BEGIN DATA FOR PROCESSING

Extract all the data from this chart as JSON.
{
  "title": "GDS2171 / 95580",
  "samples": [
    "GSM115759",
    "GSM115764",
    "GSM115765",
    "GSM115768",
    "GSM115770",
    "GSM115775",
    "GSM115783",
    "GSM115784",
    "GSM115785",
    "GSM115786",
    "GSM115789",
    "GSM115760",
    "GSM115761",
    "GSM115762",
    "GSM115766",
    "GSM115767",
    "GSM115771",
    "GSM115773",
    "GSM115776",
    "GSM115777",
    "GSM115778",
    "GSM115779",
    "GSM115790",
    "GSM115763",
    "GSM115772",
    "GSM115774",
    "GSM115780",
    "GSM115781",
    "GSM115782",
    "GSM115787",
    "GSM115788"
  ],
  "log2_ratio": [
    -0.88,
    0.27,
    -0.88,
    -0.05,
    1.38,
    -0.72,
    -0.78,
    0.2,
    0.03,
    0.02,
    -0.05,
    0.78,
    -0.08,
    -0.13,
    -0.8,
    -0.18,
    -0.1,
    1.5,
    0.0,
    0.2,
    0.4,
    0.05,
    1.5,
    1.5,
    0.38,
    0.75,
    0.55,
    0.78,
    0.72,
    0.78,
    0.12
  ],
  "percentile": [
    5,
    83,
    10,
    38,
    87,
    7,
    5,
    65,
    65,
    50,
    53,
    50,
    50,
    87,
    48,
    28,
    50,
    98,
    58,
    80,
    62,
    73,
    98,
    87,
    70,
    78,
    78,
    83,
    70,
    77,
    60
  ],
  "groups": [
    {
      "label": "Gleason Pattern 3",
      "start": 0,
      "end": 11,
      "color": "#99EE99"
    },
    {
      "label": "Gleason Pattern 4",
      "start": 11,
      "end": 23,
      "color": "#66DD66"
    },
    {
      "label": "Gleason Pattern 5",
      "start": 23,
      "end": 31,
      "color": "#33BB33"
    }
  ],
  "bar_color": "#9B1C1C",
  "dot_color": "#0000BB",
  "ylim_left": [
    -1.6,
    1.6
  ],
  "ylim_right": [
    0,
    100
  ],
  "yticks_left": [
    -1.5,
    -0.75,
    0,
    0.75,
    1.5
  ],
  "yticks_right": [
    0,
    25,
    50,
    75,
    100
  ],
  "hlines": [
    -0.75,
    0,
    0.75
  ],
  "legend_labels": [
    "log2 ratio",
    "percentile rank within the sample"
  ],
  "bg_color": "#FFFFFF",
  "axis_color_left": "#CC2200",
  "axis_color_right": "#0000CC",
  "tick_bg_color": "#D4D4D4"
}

END DATA FOR PROCESSING

Quote all the records. Keep every word exact.

- ANSWER FOR THE TASK
Extract all the data from this chart as JSON.
{
  "title": "GDS2171 / 95580",
  "samples": [
    "GSM115759",
    "GSM115764",
    "GSM115765",
    "GSM115768",
    "GSM115770",
    "GSM115775",
    "GSM115783",
    "GSM115784",
    "GSM115785",
    "GSM115786",
    "GSM115789",
    "GSM115760",
    "GSM115761",
    "GSM115762",
    "GSM115766",
    "GSM115767",
    "GSM115771",
    "GSM115773",
    "GSM115776",
    "GSM115777",
    "GSM115778",
    "GSM115779",
    "GSM115790",
    "GSM115763",
    "GSM115772",
    "GSM115774",
    "GSM115780",
    "GSM115781",
    "GSM115782",
    "GSM115787",
    "GSM115788"
  ],
  "log2_ratio": [
    -0.88,
    0.27,
    -0.88,
    -0.05,
    1.38,
    -0.72,
    -0.78,
    0.2,
    0.03,
    0.02,
    -0.05,
    0.78,
    -0.08,
    -0.13,
    -0.8,
    -0.18,
    -0.1,
    1.5,
    0.0,
    0.2,
    0.4,
    0.05,
    1.5,
    1.5,
    0.38,
    0.75,
    0.55,
    0.78,
    0.72,
    0.78,
    0.12
  ],
  "percentile": [
    5,
    83,
    10,
    38,
    87,
    7,
    5,
    65,
    65,
    50,
    53,
    50,
    50,
    87,
    48,
    28,
    50,
    98,
    58,
    80,
    62,
    73,
    98,
    87,
    70,
    78,
    78,
    83,
    70,
    77,
    60
  ],
  "groups": [
    {
      "label": "Gleason Pattern 3",
      "start": 0,
      "end": 11,
      "color": "#99EE99"
    },
    {
      "label": "Gleason Pattern 4",
      "start": 11,
      "end": 23,
      "color": "#66DD66"
    },
    {
      "label": "Gleason Pattern 5",
      "start": 23,
      "end": 31,
      "color": "#33BB33"
    }
  ],
  "bar_color": "#9B1C1C",
  "dot_color": "#0000BB",
  "ylim_left": [
    -1.6,
    1.6
  ],
  "ylim_right": [
    0,
    100
  ],
  "yticks_left": [
    -1.5,
    -0.75,
    0,
    0.75,
    1.5
  ],
  "yticks_right": [
    0,
    25,
    50,
    75,
    100
  ],
  "hlines": [
    -0.75,
    0,
    0.75
  ],
  "legend_labels": [
    "log2 ratio",
    "percentile rank within the sample"
  ],
  "bg_color": "#FFFFFF",
  "axis_color_left": "#CC2200",
  "axis_color_right": "#0000CC",
  "tick_bg_color": "#D4D4D4"
}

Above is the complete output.